Task details ->
Only the number is wanted: count the lines that include the word "Documentation".

>> BEGIN Available records

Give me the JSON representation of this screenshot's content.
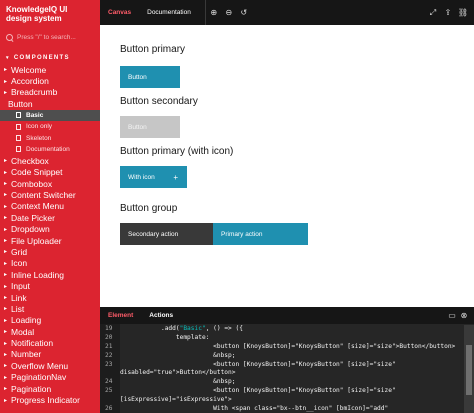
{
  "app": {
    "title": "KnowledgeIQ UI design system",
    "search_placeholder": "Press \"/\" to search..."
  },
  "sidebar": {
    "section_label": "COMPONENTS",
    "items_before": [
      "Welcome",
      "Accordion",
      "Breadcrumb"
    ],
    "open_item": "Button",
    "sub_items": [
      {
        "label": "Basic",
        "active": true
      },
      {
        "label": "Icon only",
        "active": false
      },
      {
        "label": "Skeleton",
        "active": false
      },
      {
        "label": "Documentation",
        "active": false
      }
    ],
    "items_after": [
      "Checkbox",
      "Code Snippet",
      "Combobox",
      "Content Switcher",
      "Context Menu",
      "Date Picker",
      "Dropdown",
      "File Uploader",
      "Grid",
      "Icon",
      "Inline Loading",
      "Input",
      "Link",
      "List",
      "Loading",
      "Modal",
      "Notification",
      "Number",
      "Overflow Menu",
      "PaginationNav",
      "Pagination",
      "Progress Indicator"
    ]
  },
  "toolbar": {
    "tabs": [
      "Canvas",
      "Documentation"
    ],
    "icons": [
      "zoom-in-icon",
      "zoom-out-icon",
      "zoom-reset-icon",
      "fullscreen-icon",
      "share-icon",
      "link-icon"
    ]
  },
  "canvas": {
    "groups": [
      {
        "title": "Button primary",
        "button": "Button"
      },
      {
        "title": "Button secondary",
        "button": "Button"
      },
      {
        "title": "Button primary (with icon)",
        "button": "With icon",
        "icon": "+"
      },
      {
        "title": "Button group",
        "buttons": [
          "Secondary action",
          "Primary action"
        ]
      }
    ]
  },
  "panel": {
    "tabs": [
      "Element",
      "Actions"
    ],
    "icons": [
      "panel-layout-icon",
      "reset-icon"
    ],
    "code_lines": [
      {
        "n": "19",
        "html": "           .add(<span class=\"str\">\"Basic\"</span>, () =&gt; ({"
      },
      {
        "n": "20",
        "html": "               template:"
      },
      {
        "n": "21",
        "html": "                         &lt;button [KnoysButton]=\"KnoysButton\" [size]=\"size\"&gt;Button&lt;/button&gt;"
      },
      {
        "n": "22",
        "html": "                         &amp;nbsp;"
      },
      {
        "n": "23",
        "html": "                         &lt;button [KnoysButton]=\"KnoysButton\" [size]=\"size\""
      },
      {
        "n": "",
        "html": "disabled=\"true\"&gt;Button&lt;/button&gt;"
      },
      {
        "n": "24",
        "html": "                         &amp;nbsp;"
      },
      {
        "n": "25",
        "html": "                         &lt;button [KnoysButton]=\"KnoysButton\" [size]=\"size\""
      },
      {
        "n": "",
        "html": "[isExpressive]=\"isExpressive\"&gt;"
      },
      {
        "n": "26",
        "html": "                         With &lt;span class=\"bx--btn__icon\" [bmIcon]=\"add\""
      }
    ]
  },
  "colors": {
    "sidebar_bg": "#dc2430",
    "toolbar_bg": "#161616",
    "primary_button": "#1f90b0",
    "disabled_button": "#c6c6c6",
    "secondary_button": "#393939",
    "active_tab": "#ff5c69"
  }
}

>> END Available records
>> BEGIN Available records

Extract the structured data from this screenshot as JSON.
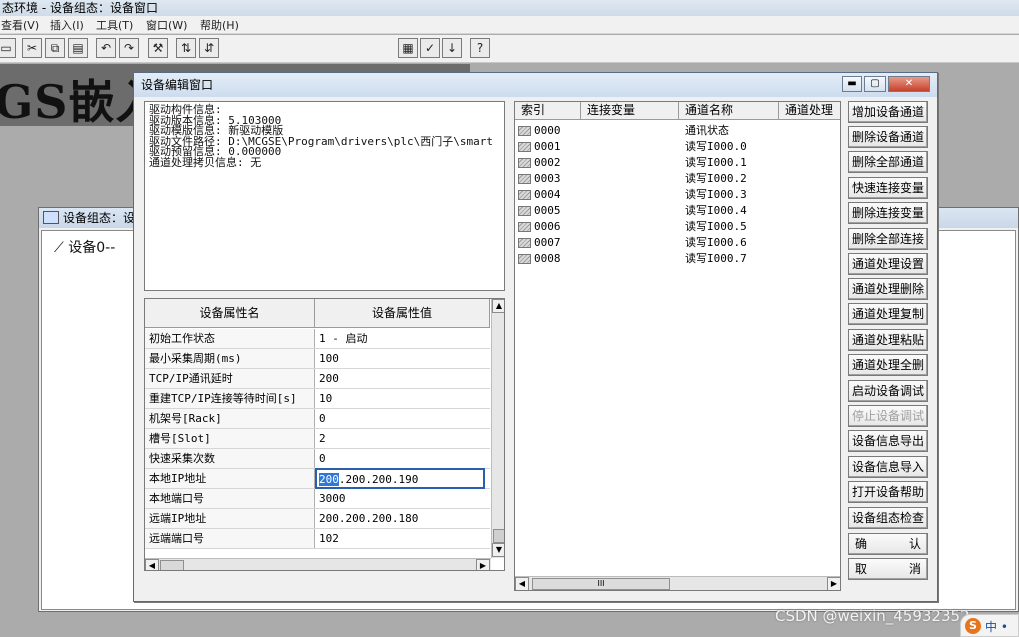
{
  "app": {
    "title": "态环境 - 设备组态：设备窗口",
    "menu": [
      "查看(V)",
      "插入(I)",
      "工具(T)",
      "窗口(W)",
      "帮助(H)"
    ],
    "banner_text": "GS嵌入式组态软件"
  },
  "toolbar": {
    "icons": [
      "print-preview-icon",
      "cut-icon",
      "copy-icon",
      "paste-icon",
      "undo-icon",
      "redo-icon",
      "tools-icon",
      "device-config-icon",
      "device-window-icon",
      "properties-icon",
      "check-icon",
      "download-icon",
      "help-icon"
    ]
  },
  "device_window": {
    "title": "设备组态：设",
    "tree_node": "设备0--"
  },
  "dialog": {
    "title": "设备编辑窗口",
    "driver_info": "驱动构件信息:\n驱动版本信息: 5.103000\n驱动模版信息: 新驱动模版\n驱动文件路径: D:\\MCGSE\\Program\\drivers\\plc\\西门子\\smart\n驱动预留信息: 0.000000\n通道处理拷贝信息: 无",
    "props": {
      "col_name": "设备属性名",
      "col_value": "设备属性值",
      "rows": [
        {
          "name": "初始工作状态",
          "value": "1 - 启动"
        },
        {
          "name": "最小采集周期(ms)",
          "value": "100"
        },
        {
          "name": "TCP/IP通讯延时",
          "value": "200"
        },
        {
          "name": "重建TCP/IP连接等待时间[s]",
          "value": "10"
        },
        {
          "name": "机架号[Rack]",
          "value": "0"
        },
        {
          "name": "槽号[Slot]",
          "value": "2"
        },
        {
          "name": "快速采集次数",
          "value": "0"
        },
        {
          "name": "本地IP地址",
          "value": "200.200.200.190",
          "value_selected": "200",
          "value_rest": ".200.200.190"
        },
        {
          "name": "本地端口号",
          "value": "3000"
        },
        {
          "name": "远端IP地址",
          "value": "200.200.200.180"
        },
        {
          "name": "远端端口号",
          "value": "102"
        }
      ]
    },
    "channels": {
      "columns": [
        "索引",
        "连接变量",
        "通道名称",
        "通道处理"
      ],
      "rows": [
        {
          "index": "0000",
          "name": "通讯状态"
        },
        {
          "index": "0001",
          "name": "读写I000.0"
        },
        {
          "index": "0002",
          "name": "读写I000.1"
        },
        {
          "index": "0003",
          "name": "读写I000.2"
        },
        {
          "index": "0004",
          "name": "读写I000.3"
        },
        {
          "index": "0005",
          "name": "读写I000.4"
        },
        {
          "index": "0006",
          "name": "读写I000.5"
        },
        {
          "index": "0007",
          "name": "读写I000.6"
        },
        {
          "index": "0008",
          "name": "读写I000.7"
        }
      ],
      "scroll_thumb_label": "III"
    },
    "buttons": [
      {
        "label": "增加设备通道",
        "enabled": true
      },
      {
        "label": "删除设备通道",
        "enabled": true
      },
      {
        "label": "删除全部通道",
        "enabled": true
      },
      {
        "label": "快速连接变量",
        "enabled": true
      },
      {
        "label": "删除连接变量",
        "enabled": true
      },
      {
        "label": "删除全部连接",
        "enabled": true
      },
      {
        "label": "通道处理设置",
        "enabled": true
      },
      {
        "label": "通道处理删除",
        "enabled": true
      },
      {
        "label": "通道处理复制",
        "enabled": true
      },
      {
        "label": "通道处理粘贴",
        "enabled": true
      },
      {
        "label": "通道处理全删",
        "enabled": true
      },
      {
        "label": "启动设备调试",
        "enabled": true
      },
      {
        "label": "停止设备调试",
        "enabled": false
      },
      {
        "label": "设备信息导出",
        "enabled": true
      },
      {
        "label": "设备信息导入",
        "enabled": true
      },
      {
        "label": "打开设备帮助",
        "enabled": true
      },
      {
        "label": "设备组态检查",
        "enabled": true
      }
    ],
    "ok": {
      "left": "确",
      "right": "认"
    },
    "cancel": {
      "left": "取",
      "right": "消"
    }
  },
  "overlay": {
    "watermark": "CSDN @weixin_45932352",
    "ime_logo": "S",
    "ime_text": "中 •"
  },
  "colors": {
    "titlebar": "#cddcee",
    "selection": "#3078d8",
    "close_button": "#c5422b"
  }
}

>> END Available records
>> BEGIN Available records

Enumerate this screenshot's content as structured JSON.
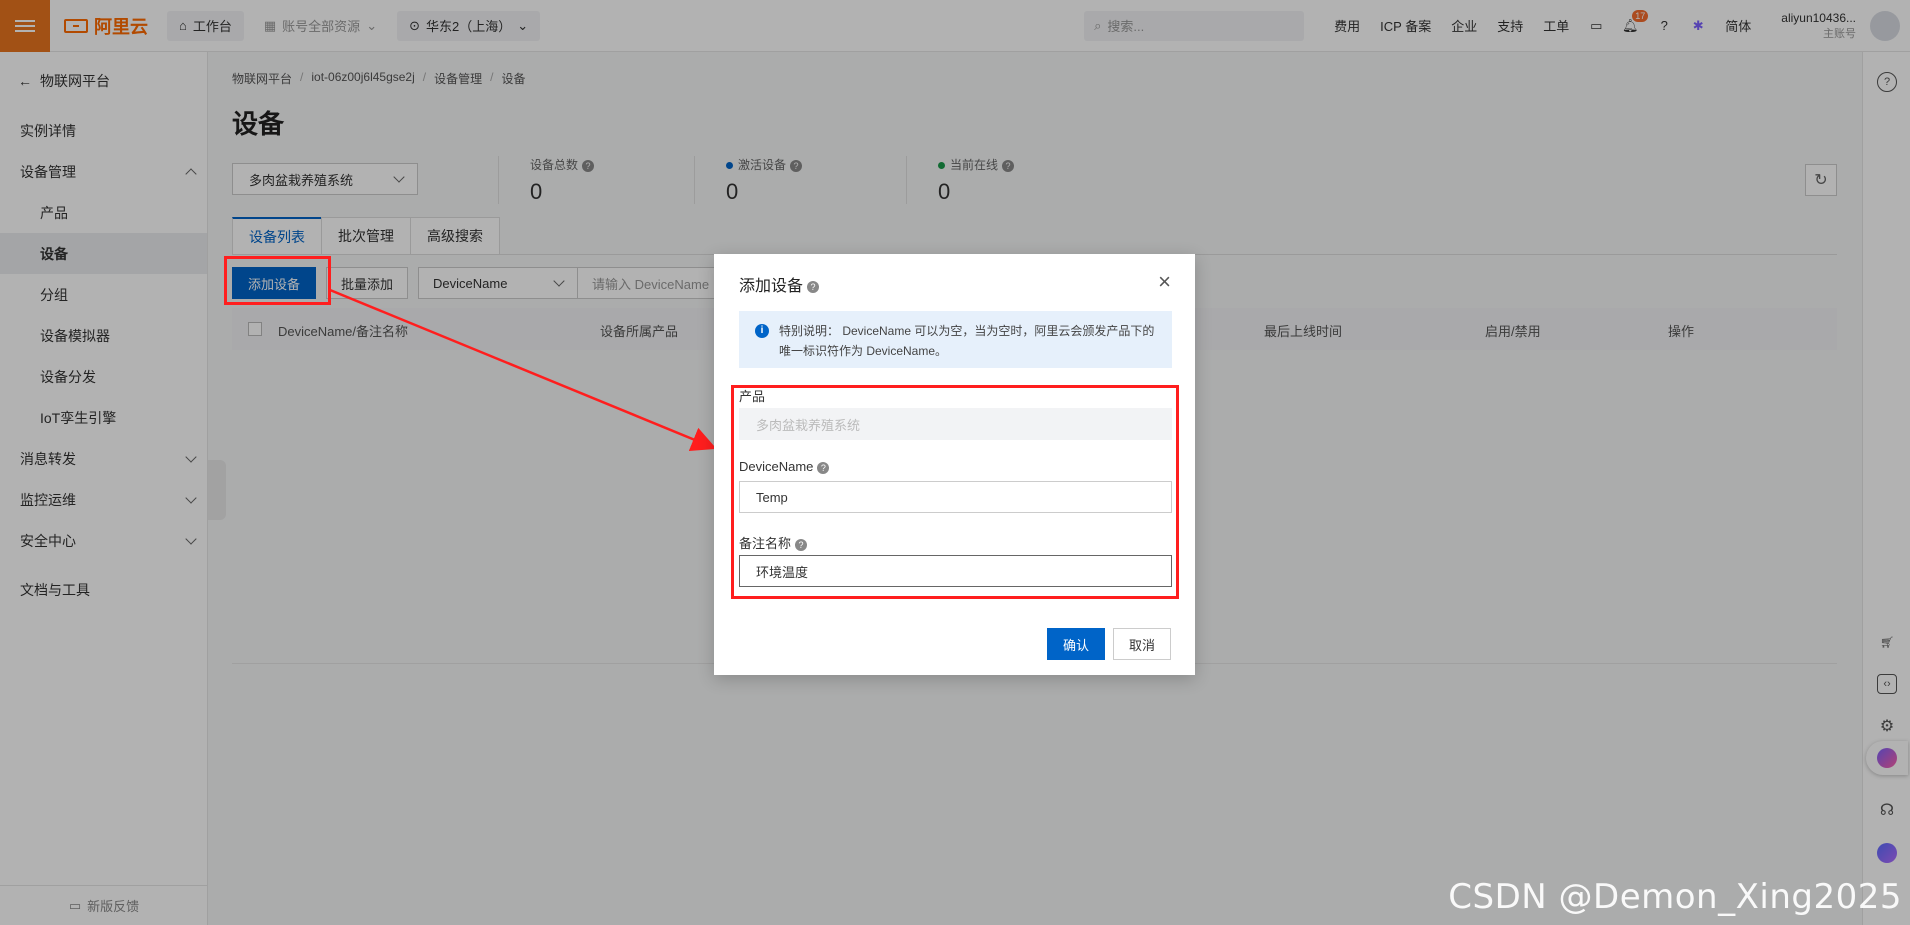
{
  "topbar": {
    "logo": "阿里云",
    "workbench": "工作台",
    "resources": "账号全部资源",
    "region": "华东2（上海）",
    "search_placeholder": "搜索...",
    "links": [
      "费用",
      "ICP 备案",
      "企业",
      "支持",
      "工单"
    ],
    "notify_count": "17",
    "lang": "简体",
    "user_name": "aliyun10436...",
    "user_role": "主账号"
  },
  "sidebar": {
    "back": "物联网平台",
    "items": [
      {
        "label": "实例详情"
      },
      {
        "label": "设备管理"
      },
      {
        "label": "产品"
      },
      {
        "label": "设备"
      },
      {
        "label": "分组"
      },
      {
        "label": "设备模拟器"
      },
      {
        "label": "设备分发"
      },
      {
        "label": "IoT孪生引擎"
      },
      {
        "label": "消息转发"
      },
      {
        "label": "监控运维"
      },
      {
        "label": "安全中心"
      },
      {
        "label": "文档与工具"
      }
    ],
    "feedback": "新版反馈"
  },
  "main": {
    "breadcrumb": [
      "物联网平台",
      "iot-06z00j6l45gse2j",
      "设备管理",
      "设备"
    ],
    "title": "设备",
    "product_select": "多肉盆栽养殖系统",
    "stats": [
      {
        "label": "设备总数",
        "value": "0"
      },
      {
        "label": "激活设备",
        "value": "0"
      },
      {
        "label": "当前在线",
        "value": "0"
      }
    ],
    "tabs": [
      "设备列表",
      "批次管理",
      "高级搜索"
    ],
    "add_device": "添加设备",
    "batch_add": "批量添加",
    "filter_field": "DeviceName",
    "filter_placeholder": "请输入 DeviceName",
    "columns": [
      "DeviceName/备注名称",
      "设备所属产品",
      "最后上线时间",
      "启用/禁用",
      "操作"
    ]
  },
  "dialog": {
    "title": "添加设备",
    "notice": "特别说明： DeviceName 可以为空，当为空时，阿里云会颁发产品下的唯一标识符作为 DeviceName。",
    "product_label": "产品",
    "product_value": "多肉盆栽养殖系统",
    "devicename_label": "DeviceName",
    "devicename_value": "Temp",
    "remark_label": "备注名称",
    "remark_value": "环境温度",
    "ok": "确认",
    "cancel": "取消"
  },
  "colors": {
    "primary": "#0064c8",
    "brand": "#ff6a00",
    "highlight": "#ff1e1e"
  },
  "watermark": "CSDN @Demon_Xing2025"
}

>> END Available records

Result ->
2